* _Task details_: Every line that contains the word "lightning" should be copied.

* _Records for the task_:
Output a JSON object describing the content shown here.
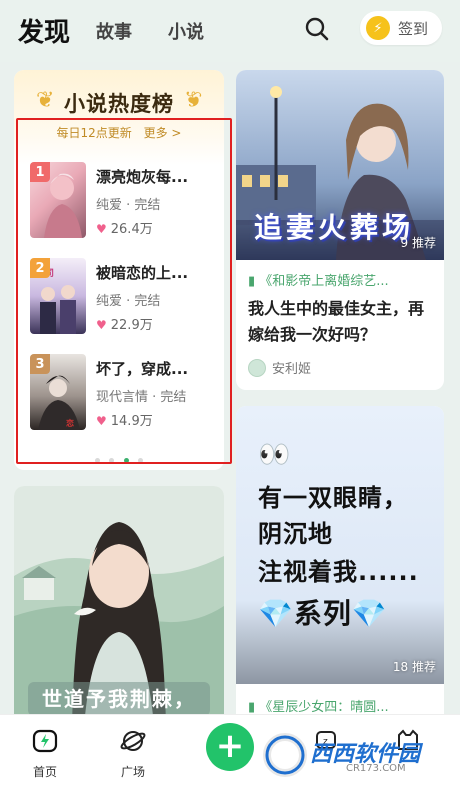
{
  "header": {
    "tabs": [
      {
        "label": "发现",
        "active": true
      },
      {
        "label": "故事",
        "active": false
      },
      {
        "label": "小说",
        "active": false
      }
    ],
    "search_icon": "search-icon",
    "signin_label": "签到",
    "signin_icon": "lightning-coin-icon"
  },
  "ranking": {
    "title": "小说热度榜",
    "subtitle": "每日12点更新",
    "more": "更多 >",
    "items": [
      {
        "rank": "1",
        "title": "漂亮炮灰每...",
        "meta": "纯爱 · 完结",
        "heat": "26.4万",
        "badge_color": "#f06a6a"
      },
      {
        "rank": "2",
        "title": "被暗恋的上...",
        "meta": "纯爱 · 完结",
        "heat": "22.9万",
        "badge_color": "#f3a23a"
      },
      {
        "rank": "3",
        "title": "坏了，穿成...",
        "meta": "现代言情 · 完结",
        "heat": "14.9万",
        "badge_color": "#c9935a"
      }
    ],
    "page_count": 4,
    "active_page": 3
  },
  "card_right_top": {
    "cover_text": "追妻火葬场",
    "recommend": "9 推荐",
    "tag": "《和影帝上离婚综艺...",
    "title": "我人生中的最佳女主，再嫁给我一次好吗？",
    "author": "安利姬"
  },
  "card_right_bottom": {
    "lines": [
      "👀",
      "有一双眼睛，",
      "阴沉地",
      "注视着我......",
      "💎系列💎"
    ],
    "recommend": "18 推荐",
    "tag": "《星辰少女四：晴圆..."
  },
  "card_left_bottom": {
    "banner": "世道予我荆棘，"
  },
  "bottom_nav": {
    "items": [
      {
        "label": "首页",
        "icon": "lightning-home-icon",
        "active": true
      },
      {
        "label": "广场",
        "icon": "planet-icon",
        "active": false
      }
    ],
    "plus": "+"
  },
  "watermark": {
    "text": "西西软件园",
    "sub": "CR173.COM"
  },
  "colors": {
    "accent": "#22c36a",
    "highlight_box": "#e02020",
    "tag_green": "#4aa66e",
    "heat_pink": "#f0608c"
  }
}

* _Answer for this exercise_:
    "signin_icon": "lightning-coin-icon"
        "icon": "lightning-home-icon",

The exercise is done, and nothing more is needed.